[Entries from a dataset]
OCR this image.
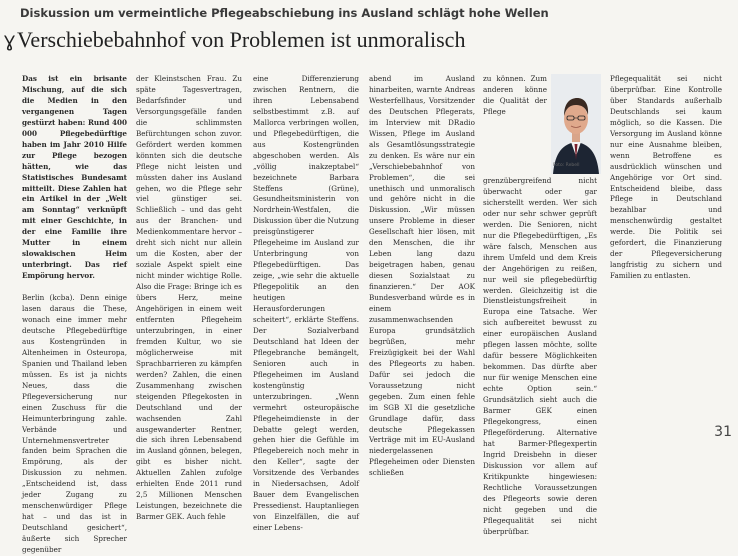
Diskussion um vermeintliche Pflegeabschiebung ins Ausland schlägt hohe Wellen
ƔVerschiebebahnhof von Problemen ist unmoralisch

Das ist ein brisante Mischung, auf die sich die Medien in den vergangenen Tagen gestürzt haben: Rund 400 000 Pflegebedürftige haben im Jahr 2010 Hilfe zur Pflege bezogen hätten, wie das Statistisches Bundesamt mitteilt. Diese Zahlen hat ein Artikel in der „Welt am Sonntag“ verknüpft mit einer Geschichte, in der eine Familie ihre Mutter in einem slowakischen Heim unterbringt. Das rief Empörung hervor.

Berlin (kcba). Denn einige lasen daraus die These, wonach eine immer mehr deutsche Pflegebedürftige aus Kostengründen in Altenheimen in Osteuropa, Spanien und Thailand leben müssen. Es ist ja nichts Neues, dass die Pflegeversicherung nur einen Zuschuss für die Heimunterbringung zahle. Verbände und Unternehmensvertreter fanden beim Sprachen die Empörung, als der Diskussion zu nehmen. „Entscheidend ist, dass jeder Zugang zu menschenwürdiger Pflege hat – und das ist in Deutschland gesichert“, äußerte sich Sprecher gegenüber

der Kleinstschen Frau. Zu späte Tagesvertragen, Bedarfsfinder und Versorgungsgefälle fanden die schlimmsten Befürchtungen schon zuvor. Gefördert werden kommen könnten sich die deutsche Pflege nicht leisten und müssten daher ins Ausland gehen, wo die Pflege sehr viel günstiger sei. Schließlich – und das geht aus der Branchen- und Medienkommentare hervor – dreht sich nicht nur allein um die Kosten, aber der soziale Aspekt spielt eine nicht minder wichtige Rolle. Also die Frage: Bringe ich es übers Herz, meine Angehörigen in einem weit entfernten Pflegeheim unterzubringen, in einer fremden Kultur, wo sie möglicherweise mit Sprachbarrieren zu kämpfen werden? Zahlen, die einen Zusammenhang zwischen steigenden Pflegekosten in Deutschland und der wachsenden Zahl ausgewanderter Rentner, die sich ihren Lebensabend im Ausland gönnen, belegen, gibt es bisher nicht. Aktuellen Zahlen zufolge erhielten Ende 2011 rund 2,5 Millionen Menschen Leistungen, bezeichnete die Barmer GEK. Auch fehle

eine Differenzierung zwischen Rentnern, die ihren Lebensabend selbstbestimmt z.B. auf Mallorca verbringen wollen, und Pflegebedürftigen, die aus Kostengründen abgeschoben werden. Als „völlig inakzeptabel“ bezeichnete Barbara Steffens (Grüne), Gesundheitsministerin von Nordrhein-Westfalen, die Diskussion über die Nutzung preisgünstigerer Pflegeheime im Ausland zur Unterbringung von Pflegebedürftigen. Das zeige, „wie sehr die aktuelle Pflegepolitik an den heutigen Herausforderungen scheitert“, erklärte Steffens. Der Sozialverband Deutschland hat Ideen der Pflegebranche bemängelt, Senioren auch in Pflegeheimen im Ausland kostengünstig unterzubringen. „Wenn vermehrt osteuropäische Pflegeheimdienste in der Debatte gelegt werden, gehen hier die Gefühle im Pflegebereich noch mehr in den Keller“, sagte der Vorsitzende des Verbandes in Niedersachsen, Adolf Bauer dem Evangelischen Pressedienst. Hauptanliegen von Einzelfällen, die auf einer Lebens-

abend im Ausland hinarbeiten, warnte Andreas Westerfellhaus, Vorsitzender des Deutschen Pflegerats, im Interview mit DRadio Wissen, Pflege im Ausland als Gesamtlösungsstrategie zu denken. Es wäre nur ein „Verschiebebahnhof von Problemen“, die sei unethisch und unmoralisch und gehöre nicht in die Diskussion. „Wir müssen unsere Probleme in dieser Gesellschaft hier lösen, mit den Menschen, die ihr Leben lang dazu beigetragen haben, genau diesen Sozialstaat zu finanzieren.“ Der AOK Bundesverband würde es in einem zusammenwachsenden Europa grundsätzlich begrüßen, mehr Freizügigkeit bei der Wahl des Pflegeorts zu haben. Dafür sei jedoch die Voraussetzung nicht gegeben. Zum einen fehle im SGB XI die gesetzliche Grundlage dafür, dass deutsche Pflegekassen Verträge mit im EU-Ausland niedergelassenen Pflegeheimen oder Diensten schließen

Foto: Rebell

zu können. Zum anderen könne die Qualität der Pflege grenzübergreifend nicht überwacht oder gar sicherstellt werden. Wer sich oder nur sehr schwer geprüft werden. Die Senioren, nicht nur die Pflegebedürftigen, „Es wäre falsch, Menschen aus ihrem Umfeld und dem Kreis der Angehörigen zu reißen, nur weil sie pflegebedürftig werden. Gleichzeitig ist die Dienstleistungsfreiheit in Europa eine Tatsache. Wer sich aufbereitet bewusst zu einer europäischen Ausland pflegen lassen möchte, sollte dafür bessere Möglichkeiten bekommen. Das dürfte aber nur für wenige Menschen eine echte Option sein.“ Grundsätzlich sieht auch die Barmer GEK einen Pflegekongress, einen Pflegeförderung. Alternative hat Barmer-Pflegexpertin Ingrid Dreisbehn in dieser Diskussion vor allem auf Kritikpunkte hingewiesen: Rechtliche Voraussetzungen des Pflegeorts sowie deren nicht gegeben und die Pflegequalität sei nicht überprüfbar.

Pflegequalität sei nicht überprüfbar. Eine Kontrolle über Standards außerhalb Deutschlands sei kaum möglich, so die Kassen. Die Versorgung im Ausland könne nur eine Ausnahme bleiben, wenn Betroffene es ausdrücklich wünschen und Angehörige vor Ort sind. Entscheidend bleibe, dass Pflege in Deutschland bezahlbar und menschenwürdig gestaltet werde. Die Politik sei gefordert, die Finanzierung der Pflegeversicherung langfristig zu sichern und Familien zu entlasten.

31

> **THE REQUEST**
Reproduce each record from above exactly; pictures do not belong in the copy.

> **SOLUTION TO THIS TASK**
OCR this image.
Diskussion um vermeintliche Pflegeabschiebung ins Ausland schlägt hohe Wellen
ƔVerschiebebahnhof von Problemen ist unmoralisch

Das ist ein brisante Mischung, auf die sich die Medien in den vergangenen Tagen gestürzt haben: Rund 400 000 Pflegebedürftige haben im Jahr 2010 Hilfe zur Pflege bezogen hätten, wie das Statistisches Bundesamt mitteilt. Diese Zahlen hat ein Artikel in der „Welt am Sonntag“ verknüpft mit einer Geschichte, in der eine Familie ihre Mutter in einem slowakischen Heim unterbringt. Das rief Empörung hervor.

Berlin (kcba). Denn einige lasen daraus die These, wonach eine immer mehr deutsche Pflegebedürftige aus Kostengründen in Altenheimen in Osteuropa, Spanien und Thailand leben müssen. Es ist ja nichts Neues, dass die Pflegeversicherung nur einen Zuschuss für die Heimunterbringung zahle. Verbände und Unternehmensvertreter fanden beim Sprachen die Empörung, als der Diskussion zu nehmen. „Entscheidend ist, dass jeder Zugang zu menschenwürdiger Pflege hat – und das ist in Deutschland gesichert“, äußerte sich Sprecher gegenüber

der Kleinstschen Frau. Zu späte Tagesvertragen, Bedarfsfinder und Versorgungsgefälle fanden die schlimmsten Befürchtungen schon zuvor. Gefördert werden kommen könnten sich die deutsche Pflege nicht leisten und müssten daher ins Ausland gehen, wo die Pflege sehr viel günstiger sei. Schließlich – und das geht aus der Branchen- und Medienkommentare hervor – dreht sich nicht nur allein um die Kosten, aber der soziale Aspekt spielt eine nicht minder wichtige Rolle. Also die Frage: Bringe ich es übers Herz, meine Angehörigen in einem weit entfernten Pflegeheim unterzubringen, in einer fremden Kultur, wo sie möglicherweise mit Sprachbarrieren zu kämpfen werden? Zahlen, die einen Zusammenhang zwischen steigenden Pflegekosten in Deutschland und der wachsenden Zahl ausgewanderter Rentner, die sich ihren Lebensabend im Ausland gönnen, belegen, gibt es bisher nicht. Aktuellen Zahlen zufolge erhielten Ende 2011 rund 2,5 Millionen Menschen Leistungen, bezeichnete die Barmer GEK. Auch fehle

eine Differenzierung zwischen Rentnern, die ihren Lebensabend selbstbestimmt z.B. auf Mallorca verbringen wollen, und Pflegebedürftigen, die aus Kostengründen abgeschoben werden. Als „völlig inakzeptabel“ bezeichnete Barbara Steffens (Grüne), Gesundheitsministerin von Nordrhein-Westfalen, die Diskussion über die Nutzung preisgünstigerer Pflegeheime im Ausland zur Unterbringung von Pflegebedürftigen. Das zeige, „wie sehr die aktuelle Pflegepolitik an den heutigen Herausforderungen scheitert“, erklärte Steffens. Der Sozialverband Deutschland hat Ideen der Pflegebranche bemängelt, Senioren auch in Pflegeheimen im Ausland kostengünstig unterzubringen. „Wenn vermehrt osteuropäische Pflegeheimdienste in der Debatte gelegt werden, gehen hier die Gefühle im Pflegebereich noch mehr in den Keller“, sagte der Vorsitzende des Verbandes in Niedersachsen, Adolf Bauer dem Evangelischen Pressedienst. Hauptanliegen von Einzelfällen, die auf einer Lebens-

abend im Ausland hinarbeiten, warnte Andreas Westerfellhaus, Vorsitzender des Deutschen Pflegerats, im Interview mit DRadio Wissen, Pflege im Ausland als Gesamtlösungsstrategie zu denken. Es wäre nur ein „Verschiebebahnhof von Problemen“, die sei unethisch und unmoralisch und gehöre nicht in die Diskussion. „Wir müssen unsere Probleme in dieser Gesellschaft hier lösen, mit den Menschen, die ihr Leben lang dazu beigetragen haben, genau diesen Sozialstaat zu finanzieren.“ Der AOK Bundesverband würde es in einem zusammenwachsenden Europa grundsätzlich begrüßen, mehr Freizügigkeit bei der Wahl des Pflegeorts zu haben. Dafür sei jedoch die Voraussetzung nicht gegeben. Zum einen fehle im SGB XI die gesetzliche Grundlage dafür, dass deutsche Pflegekassen Verträge mit im EU-Ausland niedergelassenen Pflegeheimen oder Diensten schließen

Foto: Rebell

zu können. Zum anderen könne die Qualität der Pflege grenzübergreifend nicht überwacht oder gar sicherstellt werden. Wer sich oder nur sehr schwer geprüft werden. Die Senioren, nicht nur die Pflegebedürftigen, „Es wäre falsch, Menschen aus ihrem Umfeld und dem Kreis der Angehörigen zu reißen, nur weil sie pflegebedürftig werden. Gleichzeitig ist die Dienstleistungsfreiheit in Europa eine Tatsache. Wer sich aufbereitet bewusst zu einer europäischen Ausland pflegen lassen möchte, sollte dafür bessere Möglichkeiten bekommen. Das dürfte aber nur für wenige Menschen eine echte Option sein.“ Grundsätzlich sieht auch die Barmer GEK einen Pflegekongress, einen Pflegeförderung. Alternative hat Barmer-Pflegexpertin Ingrid Dreisbehn in dieser Diskussion vor allem auf Kritikpunkte hingewiesen: Rechtliche Voraussetzungen des Pflegeorts sowie deren nicht gegeben und die Pflegequalität sei nicht überprüfbar.

Pflegequalität sei nicht überprüfbar. Eine Kontrolle über Standards außerhalb Deutschlands sei kaum möglich, so die Kassen. Die Versorgung im Ausland könne nur eine Ausnahme bleiben, wenn Betroffene es ausdrücklich wünschen und Angehörige vor Ort sind. Entscheidend bleibe, dass Pflege in Deutschland bezahlbar und menschenwürdig gestaltet werde. Die Politik sei gefordert, die Finanzierung der Pflegeversicherung langfristig zu sichern und Familien zu entlasten.

31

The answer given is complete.